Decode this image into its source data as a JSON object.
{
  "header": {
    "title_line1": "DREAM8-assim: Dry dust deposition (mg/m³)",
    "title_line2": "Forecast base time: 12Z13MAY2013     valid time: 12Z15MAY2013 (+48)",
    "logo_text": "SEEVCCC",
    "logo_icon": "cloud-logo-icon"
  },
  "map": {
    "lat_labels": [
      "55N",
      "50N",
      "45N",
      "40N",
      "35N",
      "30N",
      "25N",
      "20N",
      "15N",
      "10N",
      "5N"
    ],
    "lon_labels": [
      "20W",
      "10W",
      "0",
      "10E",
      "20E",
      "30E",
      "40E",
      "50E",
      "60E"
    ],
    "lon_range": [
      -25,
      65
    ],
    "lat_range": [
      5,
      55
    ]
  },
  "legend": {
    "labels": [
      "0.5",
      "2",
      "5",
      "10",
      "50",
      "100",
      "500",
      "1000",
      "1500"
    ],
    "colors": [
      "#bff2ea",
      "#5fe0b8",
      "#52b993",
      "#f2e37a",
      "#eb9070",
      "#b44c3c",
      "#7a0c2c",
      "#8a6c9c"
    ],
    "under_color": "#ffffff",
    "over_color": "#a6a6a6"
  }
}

- - - - -

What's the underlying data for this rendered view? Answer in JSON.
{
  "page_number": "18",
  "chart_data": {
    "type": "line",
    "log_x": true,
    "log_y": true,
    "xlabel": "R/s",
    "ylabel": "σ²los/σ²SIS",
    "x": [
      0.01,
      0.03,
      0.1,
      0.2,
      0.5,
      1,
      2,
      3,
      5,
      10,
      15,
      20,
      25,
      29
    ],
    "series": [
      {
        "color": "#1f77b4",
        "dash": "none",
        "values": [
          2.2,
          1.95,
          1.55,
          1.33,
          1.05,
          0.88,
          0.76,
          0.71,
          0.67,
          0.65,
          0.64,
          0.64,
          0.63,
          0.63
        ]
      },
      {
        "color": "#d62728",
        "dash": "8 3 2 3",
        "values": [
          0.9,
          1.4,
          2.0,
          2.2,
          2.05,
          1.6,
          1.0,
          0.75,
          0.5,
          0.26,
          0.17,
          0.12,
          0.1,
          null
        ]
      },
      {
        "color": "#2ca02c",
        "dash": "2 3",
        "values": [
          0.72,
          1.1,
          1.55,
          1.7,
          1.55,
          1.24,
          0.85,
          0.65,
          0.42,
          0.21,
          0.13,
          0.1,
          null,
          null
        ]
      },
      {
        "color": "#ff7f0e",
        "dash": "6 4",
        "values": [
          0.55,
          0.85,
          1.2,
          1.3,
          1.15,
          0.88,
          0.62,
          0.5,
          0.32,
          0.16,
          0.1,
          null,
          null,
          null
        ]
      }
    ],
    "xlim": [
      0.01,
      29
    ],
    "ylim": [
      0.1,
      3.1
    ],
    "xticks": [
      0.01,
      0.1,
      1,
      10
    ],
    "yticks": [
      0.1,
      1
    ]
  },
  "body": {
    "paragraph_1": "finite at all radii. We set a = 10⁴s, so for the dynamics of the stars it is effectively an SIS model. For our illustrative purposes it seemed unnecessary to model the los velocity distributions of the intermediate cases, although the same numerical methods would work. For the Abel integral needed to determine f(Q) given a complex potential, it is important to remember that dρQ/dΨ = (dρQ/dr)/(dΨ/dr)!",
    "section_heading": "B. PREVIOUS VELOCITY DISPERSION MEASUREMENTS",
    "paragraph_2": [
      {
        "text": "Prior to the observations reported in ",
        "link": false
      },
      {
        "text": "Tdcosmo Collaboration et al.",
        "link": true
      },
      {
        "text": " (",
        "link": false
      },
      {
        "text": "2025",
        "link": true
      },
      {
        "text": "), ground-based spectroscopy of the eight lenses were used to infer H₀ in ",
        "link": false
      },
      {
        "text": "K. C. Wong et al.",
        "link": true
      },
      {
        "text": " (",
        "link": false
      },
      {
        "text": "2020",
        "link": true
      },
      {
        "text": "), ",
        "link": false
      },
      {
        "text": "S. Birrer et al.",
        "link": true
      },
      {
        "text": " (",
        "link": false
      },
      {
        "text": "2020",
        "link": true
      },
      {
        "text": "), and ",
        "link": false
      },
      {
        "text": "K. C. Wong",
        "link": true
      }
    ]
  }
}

- - - - -

**Stated exercise**
Go through the material and copy out every line with "this" in it.

**Task solution**
Decode this image into its source data as a JSON object.
What's the underlying data for this rendered view? Answer in JSON.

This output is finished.